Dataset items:
----

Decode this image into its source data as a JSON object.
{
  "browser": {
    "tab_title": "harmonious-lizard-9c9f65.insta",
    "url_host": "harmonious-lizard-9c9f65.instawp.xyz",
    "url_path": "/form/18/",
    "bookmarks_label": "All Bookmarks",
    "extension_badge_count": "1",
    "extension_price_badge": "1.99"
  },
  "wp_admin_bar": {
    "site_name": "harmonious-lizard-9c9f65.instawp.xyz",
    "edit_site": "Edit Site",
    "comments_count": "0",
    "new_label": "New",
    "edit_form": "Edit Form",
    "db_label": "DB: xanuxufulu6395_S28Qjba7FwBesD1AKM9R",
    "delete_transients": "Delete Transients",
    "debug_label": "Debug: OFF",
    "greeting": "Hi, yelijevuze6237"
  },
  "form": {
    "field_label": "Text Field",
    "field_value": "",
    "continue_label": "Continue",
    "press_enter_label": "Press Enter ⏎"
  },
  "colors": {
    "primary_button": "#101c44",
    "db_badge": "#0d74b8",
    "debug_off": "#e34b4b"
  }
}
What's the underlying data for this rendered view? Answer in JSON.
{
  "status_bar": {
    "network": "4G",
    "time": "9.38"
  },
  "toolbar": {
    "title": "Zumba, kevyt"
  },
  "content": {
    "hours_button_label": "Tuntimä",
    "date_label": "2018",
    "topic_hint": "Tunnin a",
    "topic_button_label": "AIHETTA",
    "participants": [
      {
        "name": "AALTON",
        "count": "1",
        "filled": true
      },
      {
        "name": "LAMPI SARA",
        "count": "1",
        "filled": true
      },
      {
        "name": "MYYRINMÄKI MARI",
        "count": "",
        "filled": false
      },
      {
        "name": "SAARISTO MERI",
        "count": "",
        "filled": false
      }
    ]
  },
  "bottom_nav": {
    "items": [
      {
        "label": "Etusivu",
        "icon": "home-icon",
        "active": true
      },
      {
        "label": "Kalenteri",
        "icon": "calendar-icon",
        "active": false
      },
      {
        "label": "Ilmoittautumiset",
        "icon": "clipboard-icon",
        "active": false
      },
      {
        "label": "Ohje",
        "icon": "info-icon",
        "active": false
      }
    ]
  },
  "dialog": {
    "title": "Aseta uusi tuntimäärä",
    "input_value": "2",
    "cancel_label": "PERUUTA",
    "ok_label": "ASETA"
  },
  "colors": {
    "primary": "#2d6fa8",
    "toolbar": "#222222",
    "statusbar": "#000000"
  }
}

----

Repeat back the data above, exact to the last character.

Decode this image into its source data as a JSON object.
{
  "browser": {
    "tab_title": "harmonious-lizard-9c9f65.insta",
    "url_host": "harmonious-lizard-9c9f65.instawp.xyz",
    "url_path": "/form/18/",
    "bookmarks_label": "All Bookmarks",
    "extension_badge_count": "1",
    "extension_price_badge": "1.99"
  },
  "wp_admin_bar": {
    "site_name": "harmonious-lizard-9c9f65.instawp.xyz",
    "edit_site": "Edit Site",
    "comments_count": "0",
    "new_label": "New",
    "edit_form": "Edit Form",
    "db_label": "DB: xanuxufulu6395_S28Qjba7FwBesD1AKM9R",
    "delete_transients": "Delete Transients",
    "debug_label": "Debug: OFF",
    "greeting": "Hi, yelijevuze6237"
  },
  "form": {
    "field_label": "Text Field",
    "field_value": "",
    "continue_label": "Continue",
    "press_enter_label": "Press Enter ⏎"
  },
  "colors": {
    "primary_button": "#101c44",
    "db_badge": "#0d74b8",
    "debug_off": "#e34b4b"
  }
}
What's the underlying data for this rendered view? Answer in JSON.
{
  "status_bar": {
    "network": "4G",
    "time": "9.38"
  },
  "toolbar": {
    "title": "Zumba, kevyt"
  },
  "content": {
    "hours_button_label": "Tuntimä",
    "date_label": "2018",
    "topic_hint": "Tunnin a",
    "topic_button_label": "AIHETTA",
    "participants": [
      {
        "name": "AALTON",
        "count": "1",
        "filled": true
      },
      {
        "name": "LAMPI SARA",
        "count": "1",
        "filled": true
      },
      {
        "name": "MYYRINMÄKI MARI",
        "count": "",
        "filled": false
      },
      {
        "name": "SAARISTO MERI",
        "count": "",
        "filled": false
      }
    ]
  },
  "bottom_nav": {
    "items": [
      {
        "label": "Etusivu",
        "icon": "home-icon",
        "active": true
      },
      {
        "label": "Kalenteri",
        "icon": "calendar-icon",
        "active": false
      },
      {
        "label": "Ilmoittautumiset",
        "icon": "clipboard-icon",
        "active": false
      },
      {
        "label": "Ohje",
        "icon": "info-icon",
        "active": false
      }
    ]
  },
  "dialog": {
    "title": "Aseta uusi tuntimäärä",
    "input_value": "2",
    "cancel_label": "PERUUTA",
    "ok_label": "ASETA"
  },
  "colors": {
    "primary": "#2d6fa8",
    "toolbar": "#222222",
    "statusbar": "#000000"
  }
}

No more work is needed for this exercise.